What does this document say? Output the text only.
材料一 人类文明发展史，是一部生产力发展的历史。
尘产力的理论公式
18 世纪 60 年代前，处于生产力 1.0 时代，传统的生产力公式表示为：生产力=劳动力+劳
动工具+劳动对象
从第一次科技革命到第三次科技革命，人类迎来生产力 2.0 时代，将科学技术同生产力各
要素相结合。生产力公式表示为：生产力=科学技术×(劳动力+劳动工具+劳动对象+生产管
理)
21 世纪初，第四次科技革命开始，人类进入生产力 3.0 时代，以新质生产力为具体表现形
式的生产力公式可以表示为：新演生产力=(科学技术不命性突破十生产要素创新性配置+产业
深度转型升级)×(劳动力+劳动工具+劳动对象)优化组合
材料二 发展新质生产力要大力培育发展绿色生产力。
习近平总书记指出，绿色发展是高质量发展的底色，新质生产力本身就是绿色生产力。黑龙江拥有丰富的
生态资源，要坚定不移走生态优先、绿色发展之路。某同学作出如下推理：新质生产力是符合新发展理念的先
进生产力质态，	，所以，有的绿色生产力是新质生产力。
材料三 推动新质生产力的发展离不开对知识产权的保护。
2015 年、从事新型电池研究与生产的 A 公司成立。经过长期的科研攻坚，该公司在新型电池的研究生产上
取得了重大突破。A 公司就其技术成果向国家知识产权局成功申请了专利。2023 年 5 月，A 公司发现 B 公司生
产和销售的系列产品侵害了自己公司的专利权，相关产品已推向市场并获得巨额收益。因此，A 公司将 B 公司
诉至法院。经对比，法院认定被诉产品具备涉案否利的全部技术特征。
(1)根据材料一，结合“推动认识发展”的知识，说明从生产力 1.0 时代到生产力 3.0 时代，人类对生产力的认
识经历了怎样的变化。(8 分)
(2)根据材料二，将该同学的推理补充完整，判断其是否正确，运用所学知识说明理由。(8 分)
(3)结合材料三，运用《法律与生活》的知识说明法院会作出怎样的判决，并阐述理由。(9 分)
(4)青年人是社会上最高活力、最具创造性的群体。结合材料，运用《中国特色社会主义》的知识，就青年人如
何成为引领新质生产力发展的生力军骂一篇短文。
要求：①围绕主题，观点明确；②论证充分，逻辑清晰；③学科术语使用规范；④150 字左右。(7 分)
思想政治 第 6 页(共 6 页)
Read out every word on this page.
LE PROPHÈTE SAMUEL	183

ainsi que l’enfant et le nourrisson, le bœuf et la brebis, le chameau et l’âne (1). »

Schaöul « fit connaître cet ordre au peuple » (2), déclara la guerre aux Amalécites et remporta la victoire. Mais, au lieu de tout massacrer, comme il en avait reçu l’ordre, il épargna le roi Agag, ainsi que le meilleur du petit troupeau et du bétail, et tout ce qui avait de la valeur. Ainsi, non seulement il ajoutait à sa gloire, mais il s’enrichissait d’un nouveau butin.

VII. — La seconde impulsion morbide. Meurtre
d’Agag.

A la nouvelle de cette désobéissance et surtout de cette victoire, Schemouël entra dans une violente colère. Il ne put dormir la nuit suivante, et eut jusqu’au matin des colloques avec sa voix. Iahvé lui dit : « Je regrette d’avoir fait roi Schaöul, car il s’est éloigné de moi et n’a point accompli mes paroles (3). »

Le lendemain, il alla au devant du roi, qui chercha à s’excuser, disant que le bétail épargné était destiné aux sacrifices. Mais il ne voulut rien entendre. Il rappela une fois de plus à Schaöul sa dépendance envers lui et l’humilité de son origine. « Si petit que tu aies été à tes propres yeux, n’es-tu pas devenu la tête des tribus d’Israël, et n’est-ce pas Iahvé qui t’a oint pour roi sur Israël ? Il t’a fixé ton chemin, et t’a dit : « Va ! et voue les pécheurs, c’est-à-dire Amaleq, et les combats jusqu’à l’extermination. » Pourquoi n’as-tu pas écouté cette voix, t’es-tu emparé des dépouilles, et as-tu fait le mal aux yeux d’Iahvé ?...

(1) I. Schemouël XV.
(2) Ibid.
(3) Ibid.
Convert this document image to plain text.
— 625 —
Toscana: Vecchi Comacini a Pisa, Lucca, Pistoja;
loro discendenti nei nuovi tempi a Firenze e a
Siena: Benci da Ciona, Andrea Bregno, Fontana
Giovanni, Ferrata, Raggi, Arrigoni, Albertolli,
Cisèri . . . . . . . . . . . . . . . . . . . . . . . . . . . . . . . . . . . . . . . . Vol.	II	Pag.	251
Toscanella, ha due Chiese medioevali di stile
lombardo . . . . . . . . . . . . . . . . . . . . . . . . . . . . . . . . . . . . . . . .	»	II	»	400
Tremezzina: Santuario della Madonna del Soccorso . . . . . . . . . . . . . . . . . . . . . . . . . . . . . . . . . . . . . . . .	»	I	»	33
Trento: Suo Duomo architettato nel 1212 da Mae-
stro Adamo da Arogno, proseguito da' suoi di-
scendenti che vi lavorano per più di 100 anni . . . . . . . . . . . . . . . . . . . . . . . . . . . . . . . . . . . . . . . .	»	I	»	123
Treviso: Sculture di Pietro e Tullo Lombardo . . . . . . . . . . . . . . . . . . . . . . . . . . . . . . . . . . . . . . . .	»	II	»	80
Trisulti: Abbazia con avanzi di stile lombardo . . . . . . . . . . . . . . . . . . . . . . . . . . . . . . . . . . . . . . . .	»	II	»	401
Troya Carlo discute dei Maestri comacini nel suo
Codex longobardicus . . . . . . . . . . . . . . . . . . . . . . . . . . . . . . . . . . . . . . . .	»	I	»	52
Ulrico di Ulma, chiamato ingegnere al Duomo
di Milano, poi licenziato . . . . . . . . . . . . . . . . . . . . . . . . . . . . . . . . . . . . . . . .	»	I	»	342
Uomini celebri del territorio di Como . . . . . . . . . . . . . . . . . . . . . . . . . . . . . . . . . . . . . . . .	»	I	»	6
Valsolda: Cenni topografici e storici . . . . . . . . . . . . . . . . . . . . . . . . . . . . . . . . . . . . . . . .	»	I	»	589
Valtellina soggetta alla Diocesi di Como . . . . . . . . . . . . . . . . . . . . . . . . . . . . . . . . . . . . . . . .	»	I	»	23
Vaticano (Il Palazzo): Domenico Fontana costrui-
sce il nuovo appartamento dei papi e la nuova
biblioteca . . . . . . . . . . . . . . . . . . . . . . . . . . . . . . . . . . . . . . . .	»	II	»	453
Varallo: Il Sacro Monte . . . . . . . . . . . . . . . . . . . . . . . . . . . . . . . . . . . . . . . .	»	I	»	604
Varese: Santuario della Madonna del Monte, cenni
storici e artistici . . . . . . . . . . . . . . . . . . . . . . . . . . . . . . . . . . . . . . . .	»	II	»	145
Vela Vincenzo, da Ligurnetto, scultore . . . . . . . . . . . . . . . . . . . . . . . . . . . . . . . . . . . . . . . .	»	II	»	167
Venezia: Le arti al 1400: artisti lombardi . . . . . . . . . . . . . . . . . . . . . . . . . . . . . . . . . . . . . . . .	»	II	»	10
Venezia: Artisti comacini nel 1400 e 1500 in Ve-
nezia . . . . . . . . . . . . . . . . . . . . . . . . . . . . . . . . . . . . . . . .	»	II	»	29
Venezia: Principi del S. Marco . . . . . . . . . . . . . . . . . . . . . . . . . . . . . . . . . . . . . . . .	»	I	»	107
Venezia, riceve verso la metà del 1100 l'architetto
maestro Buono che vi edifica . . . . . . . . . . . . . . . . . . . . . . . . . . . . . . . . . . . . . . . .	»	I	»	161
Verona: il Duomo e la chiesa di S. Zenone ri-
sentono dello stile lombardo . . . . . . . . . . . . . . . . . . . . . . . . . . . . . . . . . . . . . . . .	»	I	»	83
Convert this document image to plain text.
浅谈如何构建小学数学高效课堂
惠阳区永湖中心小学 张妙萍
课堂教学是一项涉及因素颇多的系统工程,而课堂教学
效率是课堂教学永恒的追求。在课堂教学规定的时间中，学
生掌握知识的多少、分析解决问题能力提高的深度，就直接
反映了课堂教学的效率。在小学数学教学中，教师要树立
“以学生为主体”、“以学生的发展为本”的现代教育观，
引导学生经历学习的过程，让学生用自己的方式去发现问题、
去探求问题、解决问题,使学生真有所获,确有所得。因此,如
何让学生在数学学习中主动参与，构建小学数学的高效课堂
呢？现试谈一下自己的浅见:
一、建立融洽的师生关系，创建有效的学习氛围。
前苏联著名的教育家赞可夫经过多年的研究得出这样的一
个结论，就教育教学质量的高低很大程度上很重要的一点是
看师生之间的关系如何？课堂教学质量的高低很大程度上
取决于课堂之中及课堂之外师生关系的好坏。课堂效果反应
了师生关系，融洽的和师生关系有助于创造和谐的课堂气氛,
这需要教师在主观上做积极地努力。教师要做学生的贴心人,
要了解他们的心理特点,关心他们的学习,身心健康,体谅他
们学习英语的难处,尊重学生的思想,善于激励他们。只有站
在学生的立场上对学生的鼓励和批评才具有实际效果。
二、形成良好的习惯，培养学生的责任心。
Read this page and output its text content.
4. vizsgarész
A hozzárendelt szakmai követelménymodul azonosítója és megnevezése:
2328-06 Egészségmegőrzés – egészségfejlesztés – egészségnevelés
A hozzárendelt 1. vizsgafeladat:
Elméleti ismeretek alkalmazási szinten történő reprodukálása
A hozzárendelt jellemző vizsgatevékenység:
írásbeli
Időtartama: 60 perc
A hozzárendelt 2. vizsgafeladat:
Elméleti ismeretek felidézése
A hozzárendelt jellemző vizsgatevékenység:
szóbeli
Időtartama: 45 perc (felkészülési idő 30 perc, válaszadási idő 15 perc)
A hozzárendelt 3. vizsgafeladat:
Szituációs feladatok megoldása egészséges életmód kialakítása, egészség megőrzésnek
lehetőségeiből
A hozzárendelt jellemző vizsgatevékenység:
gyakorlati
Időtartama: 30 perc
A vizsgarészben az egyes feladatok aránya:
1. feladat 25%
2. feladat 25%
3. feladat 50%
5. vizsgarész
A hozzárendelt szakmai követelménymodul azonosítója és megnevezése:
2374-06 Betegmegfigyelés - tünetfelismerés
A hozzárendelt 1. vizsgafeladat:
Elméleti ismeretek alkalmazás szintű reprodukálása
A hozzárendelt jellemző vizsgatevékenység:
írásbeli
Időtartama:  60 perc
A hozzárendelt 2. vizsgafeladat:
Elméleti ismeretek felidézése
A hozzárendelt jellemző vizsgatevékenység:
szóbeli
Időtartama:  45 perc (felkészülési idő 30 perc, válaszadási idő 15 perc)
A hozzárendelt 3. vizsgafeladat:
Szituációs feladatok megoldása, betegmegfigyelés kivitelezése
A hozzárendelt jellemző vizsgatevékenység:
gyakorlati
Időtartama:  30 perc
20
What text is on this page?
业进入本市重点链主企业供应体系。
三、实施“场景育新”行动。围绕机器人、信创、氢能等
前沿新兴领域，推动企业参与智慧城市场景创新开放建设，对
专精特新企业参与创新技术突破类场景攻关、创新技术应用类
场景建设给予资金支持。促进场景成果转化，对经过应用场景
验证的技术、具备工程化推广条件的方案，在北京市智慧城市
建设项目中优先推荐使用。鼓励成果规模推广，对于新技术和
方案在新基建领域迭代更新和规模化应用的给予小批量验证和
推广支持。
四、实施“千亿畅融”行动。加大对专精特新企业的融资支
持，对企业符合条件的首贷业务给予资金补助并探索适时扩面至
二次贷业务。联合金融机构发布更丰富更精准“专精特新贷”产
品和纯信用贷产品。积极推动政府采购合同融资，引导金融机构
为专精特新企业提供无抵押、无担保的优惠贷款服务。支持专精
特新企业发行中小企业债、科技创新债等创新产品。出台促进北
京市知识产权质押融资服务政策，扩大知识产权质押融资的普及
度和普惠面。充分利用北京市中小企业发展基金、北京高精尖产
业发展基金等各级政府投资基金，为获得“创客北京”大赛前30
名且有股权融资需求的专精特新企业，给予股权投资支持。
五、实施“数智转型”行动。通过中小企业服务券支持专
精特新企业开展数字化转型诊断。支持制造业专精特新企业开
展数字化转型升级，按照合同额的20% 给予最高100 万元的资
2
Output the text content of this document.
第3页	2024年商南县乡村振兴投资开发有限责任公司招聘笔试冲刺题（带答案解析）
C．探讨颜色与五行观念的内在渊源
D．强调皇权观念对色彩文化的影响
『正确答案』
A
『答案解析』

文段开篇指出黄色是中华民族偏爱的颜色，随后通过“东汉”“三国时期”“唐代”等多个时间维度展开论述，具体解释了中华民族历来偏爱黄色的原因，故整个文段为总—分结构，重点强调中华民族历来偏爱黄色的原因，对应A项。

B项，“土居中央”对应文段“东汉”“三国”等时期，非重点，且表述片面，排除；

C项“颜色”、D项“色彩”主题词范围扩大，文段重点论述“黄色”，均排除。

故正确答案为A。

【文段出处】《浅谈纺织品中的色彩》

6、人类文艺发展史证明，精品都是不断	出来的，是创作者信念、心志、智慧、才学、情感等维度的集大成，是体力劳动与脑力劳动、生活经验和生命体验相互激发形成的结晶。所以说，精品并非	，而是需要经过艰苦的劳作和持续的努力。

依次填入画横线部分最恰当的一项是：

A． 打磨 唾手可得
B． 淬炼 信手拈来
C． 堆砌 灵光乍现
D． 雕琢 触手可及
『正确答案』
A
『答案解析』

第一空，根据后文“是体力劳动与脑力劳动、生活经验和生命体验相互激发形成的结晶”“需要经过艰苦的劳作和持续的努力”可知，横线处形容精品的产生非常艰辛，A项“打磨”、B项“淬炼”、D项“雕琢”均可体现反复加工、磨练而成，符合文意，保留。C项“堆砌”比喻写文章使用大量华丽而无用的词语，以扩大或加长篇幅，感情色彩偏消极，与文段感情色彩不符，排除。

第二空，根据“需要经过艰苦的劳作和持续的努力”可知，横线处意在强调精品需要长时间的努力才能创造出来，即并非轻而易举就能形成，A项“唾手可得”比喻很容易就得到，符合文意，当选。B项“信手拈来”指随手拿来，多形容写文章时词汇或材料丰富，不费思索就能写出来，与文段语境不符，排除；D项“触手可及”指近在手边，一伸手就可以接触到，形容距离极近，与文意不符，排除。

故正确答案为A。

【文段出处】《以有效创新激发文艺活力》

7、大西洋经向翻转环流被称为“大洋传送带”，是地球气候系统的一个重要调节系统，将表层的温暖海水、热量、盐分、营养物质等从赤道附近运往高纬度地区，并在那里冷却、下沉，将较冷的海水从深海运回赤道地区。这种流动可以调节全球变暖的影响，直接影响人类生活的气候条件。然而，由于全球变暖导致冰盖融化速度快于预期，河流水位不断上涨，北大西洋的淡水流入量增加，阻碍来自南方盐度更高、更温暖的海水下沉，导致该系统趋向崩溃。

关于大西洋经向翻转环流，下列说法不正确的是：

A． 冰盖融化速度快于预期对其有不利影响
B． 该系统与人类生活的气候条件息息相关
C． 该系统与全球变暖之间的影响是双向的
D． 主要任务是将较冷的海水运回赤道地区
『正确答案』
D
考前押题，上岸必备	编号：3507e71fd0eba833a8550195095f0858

• **What you will do**:
Show every line from the listing above in which the string "text" appears.

• **Worked solution**:
What does this document say? Output the text only.
Convert this document image to plain text.
Convert this document image to plain text.
Read this page and output its text content.
What text is on this page?
Output the text content of this document.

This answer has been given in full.